Aim of the task
Across the entries below, how many lines contain the string "name"? Give only the count.

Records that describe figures
<<<<
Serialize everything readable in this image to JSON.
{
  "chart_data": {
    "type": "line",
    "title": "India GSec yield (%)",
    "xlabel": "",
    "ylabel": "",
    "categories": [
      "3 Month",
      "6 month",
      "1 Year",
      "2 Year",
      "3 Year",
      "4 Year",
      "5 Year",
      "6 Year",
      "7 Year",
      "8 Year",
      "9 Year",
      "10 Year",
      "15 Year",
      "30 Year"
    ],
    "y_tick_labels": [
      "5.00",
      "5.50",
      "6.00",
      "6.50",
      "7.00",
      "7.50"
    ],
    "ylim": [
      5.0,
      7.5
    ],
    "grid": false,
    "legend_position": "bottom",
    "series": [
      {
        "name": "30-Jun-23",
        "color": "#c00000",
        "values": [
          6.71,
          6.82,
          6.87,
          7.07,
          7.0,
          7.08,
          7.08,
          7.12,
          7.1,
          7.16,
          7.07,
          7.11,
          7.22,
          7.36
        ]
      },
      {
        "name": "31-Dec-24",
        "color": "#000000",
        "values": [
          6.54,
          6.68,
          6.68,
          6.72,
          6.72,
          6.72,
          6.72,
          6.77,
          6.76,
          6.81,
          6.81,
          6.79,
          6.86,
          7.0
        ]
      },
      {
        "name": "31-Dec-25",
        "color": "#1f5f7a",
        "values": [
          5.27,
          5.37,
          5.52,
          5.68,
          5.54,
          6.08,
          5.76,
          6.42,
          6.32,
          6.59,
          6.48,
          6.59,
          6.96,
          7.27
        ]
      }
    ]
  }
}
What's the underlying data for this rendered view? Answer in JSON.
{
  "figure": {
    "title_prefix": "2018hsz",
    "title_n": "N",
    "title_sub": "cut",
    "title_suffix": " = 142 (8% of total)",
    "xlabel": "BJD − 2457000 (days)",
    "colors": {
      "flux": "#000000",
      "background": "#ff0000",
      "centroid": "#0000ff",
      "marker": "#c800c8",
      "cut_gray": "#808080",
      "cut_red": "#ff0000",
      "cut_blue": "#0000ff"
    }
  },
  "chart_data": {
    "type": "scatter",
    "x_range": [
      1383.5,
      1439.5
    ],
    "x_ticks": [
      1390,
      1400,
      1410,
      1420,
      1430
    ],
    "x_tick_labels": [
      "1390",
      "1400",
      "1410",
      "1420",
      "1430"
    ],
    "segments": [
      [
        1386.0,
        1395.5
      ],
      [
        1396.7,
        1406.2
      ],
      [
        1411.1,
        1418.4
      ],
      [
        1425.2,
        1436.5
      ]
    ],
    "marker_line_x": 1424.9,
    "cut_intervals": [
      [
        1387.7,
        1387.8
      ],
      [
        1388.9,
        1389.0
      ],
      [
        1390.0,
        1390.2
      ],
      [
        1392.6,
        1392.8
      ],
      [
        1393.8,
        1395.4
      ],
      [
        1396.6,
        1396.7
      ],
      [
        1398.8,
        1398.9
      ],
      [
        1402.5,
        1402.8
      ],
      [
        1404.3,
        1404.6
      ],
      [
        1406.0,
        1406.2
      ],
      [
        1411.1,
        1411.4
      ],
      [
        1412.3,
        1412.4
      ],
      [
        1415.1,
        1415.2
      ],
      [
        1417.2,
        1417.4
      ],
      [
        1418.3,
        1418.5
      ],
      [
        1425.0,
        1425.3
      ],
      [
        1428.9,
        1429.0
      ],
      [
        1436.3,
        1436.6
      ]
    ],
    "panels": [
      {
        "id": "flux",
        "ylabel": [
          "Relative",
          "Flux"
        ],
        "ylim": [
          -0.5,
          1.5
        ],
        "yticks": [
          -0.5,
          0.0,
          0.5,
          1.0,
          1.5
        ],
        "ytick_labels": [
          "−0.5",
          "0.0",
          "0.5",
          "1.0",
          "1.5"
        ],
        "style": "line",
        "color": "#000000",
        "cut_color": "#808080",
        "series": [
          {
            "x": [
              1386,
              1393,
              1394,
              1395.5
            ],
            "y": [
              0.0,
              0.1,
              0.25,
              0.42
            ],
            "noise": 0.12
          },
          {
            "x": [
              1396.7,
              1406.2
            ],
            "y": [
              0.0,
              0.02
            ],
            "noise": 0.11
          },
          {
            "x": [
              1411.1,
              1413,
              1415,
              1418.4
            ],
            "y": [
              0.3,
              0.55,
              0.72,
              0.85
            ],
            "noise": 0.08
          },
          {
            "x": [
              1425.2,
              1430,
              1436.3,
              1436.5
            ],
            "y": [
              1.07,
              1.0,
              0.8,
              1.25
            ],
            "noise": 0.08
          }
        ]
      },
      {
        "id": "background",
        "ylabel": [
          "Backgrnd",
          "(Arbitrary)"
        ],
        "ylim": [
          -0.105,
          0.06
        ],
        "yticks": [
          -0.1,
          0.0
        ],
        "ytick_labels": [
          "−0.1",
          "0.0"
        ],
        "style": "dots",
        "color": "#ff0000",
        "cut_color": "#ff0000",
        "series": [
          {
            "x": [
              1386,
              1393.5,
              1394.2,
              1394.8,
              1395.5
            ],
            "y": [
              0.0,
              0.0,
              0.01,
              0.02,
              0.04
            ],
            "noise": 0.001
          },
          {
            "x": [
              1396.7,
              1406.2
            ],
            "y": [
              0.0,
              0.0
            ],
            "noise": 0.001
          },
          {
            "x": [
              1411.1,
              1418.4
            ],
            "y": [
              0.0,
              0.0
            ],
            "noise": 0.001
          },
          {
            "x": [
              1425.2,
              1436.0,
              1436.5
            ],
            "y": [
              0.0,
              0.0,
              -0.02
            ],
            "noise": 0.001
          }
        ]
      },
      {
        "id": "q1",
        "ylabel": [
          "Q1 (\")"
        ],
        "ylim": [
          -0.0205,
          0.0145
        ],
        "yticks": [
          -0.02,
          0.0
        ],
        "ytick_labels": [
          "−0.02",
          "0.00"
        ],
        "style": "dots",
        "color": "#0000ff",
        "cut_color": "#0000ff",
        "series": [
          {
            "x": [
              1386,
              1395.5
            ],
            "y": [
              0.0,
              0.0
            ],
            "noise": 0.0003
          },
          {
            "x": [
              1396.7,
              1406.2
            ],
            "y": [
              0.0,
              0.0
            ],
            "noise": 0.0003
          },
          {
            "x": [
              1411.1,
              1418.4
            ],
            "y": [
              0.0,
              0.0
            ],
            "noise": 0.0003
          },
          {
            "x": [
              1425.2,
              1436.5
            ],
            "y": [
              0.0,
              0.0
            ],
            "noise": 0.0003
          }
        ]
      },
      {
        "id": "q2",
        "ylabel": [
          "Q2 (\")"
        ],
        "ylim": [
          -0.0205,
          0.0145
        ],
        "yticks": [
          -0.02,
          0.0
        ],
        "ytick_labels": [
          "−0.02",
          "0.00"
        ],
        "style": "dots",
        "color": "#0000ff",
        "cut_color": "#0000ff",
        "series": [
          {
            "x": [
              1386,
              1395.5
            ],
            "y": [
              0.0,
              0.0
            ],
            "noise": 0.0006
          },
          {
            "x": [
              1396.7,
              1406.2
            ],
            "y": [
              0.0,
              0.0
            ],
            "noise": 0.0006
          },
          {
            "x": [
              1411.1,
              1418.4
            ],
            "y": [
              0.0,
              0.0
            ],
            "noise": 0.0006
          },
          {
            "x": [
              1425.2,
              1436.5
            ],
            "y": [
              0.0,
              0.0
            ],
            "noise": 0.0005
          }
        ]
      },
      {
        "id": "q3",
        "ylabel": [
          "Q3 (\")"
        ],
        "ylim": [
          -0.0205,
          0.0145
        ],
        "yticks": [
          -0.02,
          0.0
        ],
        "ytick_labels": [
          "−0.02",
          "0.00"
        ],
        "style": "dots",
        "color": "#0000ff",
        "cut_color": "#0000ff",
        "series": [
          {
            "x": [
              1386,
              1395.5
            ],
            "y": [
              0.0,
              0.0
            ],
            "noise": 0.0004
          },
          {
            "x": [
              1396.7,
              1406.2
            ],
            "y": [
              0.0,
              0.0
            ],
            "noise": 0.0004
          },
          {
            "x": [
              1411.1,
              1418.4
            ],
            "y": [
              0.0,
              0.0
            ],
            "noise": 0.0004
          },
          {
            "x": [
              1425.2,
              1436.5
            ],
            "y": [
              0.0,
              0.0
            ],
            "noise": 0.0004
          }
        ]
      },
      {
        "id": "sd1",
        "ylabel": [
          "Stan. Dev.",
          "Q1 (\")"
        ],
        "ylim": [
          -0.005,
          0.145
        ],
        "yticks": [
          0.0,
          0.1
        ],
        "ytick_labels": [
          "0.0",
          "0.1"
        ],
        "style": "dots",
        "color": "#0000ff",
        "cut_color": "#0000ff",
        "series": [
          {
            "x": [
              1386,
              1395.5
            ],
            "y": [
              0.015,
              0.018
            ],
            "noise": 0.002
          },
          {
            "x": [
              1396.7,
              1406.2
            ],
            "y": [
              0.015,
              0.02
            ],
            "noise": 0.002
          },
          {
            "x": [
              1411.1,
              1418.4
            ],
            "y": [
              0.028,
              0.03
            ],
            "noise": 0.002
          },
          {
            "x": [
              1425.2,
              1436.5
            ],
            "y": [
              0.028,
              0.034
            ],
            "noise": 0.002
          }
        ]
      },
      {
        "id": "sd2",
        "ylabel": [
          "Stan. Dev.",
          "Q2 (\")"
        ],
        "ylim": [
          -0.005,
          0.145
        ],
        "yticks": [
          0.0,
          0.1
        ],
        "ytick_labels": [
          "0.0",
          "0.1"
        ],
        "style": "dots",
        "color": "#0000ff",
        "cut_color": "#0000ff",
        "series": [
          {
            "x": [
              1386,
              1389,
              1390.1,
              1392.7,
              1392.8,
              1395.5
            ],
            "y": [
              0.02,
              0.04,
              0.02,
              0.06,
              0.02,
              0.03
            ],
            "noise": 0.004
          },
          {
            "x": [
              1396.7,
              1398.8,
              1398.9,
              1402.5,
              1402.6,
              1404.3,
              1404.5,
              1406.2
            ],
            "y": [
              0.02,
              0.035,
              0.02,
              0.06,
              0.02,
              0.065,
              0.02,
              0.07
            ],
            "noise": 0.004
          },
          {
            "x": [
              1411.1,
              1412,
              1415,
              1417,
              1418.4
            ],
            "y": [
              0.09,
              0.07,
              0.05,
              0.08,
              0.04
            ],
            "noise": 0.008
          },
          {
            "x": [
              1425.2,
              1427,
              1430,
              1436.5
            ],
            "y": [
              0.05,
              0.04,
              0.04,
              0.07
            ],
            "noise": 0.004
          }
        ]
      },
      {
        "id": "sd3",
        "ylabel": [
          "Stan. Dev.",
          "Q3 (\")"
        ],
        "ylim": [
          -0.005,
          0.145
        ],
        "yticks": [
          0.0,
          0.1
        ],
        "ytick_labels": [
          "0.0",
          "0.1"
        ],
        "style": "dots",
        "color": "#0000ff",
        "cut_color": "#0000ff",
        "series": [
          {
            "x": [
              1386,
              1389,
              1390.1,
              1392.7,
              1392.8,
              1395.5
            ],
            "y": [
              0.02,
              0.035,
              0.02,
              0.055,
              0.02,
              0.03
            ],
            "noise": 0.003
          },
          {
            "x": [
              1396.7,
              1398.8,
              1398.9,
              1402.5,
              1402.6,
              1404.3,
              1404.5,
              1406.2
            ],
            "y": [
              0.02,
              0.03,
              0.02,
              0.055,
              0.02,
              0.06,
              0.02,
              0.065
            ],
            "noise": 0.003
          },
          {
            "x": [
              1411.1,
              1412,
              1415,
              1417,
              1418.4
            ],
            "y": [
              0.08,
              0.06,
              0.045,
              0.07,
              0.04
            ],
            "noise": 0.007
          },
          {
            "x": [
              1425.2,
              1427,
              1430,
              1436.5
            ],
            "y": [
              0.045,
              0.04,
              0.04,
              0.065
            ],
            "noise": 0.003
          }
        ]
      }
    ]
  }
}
>>>>
Full output
3